### GIVEN PROBLEM:
Copy the records that follow exactly as written, but not their pictures.
──────
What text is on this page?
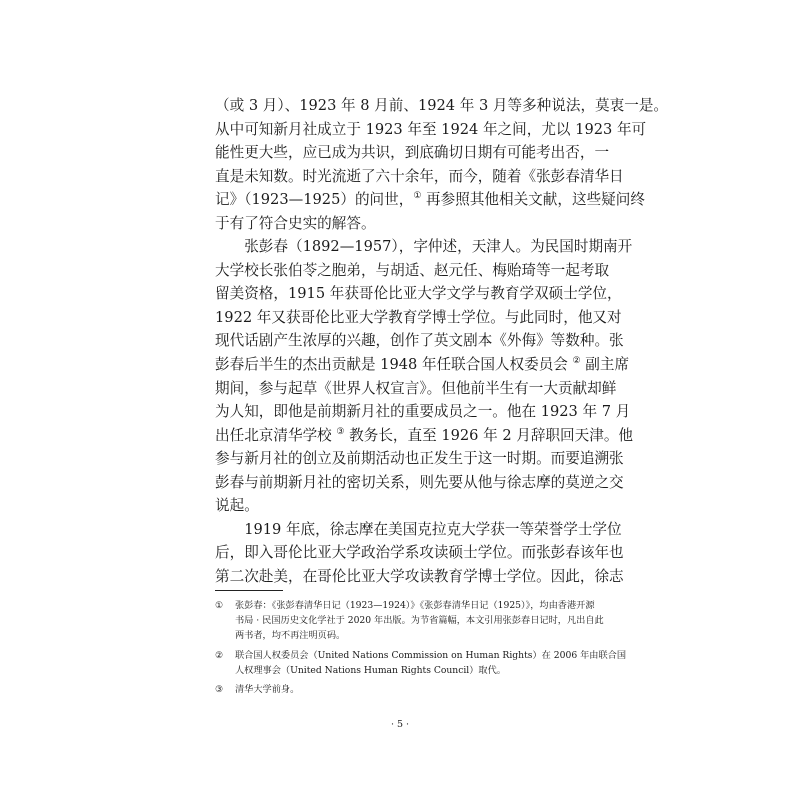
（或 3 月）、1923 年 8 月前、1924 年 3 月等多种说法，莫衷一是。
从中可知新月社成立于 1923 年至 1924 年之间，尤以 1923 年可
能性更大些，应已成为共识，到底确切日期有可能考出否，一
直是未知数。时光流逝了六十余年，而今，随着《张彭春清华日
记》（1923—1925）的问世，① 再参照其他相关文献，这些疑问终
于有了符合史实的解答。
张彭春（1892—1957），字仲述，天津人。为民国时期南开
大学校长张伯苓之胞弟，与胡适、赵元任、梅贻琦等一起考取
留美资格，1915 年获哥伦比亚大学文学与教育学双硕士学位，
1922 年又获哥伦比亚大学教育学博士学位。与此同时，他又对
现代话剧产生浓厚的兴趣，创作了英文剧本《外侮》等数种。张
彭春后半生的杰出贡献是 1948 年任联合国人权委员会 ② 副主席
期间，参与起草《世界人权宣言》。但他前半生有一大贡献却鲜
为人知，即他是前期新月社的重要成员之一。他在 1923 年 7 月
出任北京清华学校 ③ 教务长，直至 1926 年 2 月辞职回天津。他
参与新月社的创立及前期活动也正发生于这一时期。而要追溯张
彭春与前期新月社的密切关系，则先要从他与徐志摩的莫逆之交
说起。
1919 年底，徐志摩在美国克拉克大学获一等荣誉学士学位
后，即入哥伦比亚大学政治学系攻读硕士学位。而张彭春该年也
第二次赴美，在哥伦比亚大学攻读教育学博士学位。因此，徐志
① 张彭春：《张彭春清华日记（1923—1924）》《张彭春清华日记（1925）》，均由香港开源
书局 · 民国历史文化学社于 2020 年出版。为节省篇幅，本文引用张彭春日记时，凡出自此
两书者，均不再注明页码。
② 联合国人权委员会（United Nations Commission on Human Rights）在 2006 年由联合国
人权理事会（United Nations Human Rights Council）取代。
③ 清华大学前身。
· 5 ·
──────
### RESULT OF THE TASK:
What text is on this page?
（或 3 月）、1923 年 8 月前、1924 年 3 月等多种说法，莫衷一是。
从中可知新月社成立于 1923 年至 1924 年之间，尤以 1923 年可
能性更大些，应已成为共识，到底确切日期有可能考出否，一
直是未知数。时光流逝了六十余年，而今，随着《张彭春清华日
记》（1923—1925）的问世，① 再参照其他相关文献，这些疑问终
于有了符合史实的解答。
张彭春（1892—1957），字仲述，天津人。为民国时期南开
大学校长张伯苓之胞弟，与胡适、赵元任、梅贻琦等一起考取
留美资格，1915 年获哥伦比亚大学文学与教育学双硕士学位，
1922 年又获哥伦比亚大学教育学博士学位。与此同时，他又对
现代话剧产生浓厚的兴趣，创作了英文剧本《外侮》等数种。张
彭春后半生的杰出贡献是 1948 年任联合国人权委员会 ② 副主席
期间，参与起草《世界人权宣言》。但他前半生有一大贡献却鲜
为人知，即他是前期新月社的重要成员之一。他在 1923 年 7 月
出任北京清华学校 ③ 教务长，直至 1926 年 2 月辞职回天津。他
参与新月社的创立及前期活动也正发生于这一时期。而要追溯张
彭春与前期新月社的密切关系，则先要从他与徐志摩的莫逆之交
说起。
1919 年底，徐志摩在美国克拉克大学获一等荣誉学士学位
后，即入哥伦比亚大学政治学系攻读硕士学位。而张彭春该年也
第二次赴美，在哥伦比亚大学攻读教育学博士学位。因此，徐志
① 张彭春：《张彭春清华日记（1923—1924）》《张彭春清华日记（1925）》，均由香港开源
书局 · 民国历史文化学社于 2020 年出版。为节省篇幅，本文引用张彭春日记时，凡出自此
两书者，均不再注明页码。
② 联合国人权委员会（United Nations Commission on Human Rights）在 2006 年由联合国
人权理事会（United Nations Human Rights Council）取代。
③ 清华大学前身。
· 5 ·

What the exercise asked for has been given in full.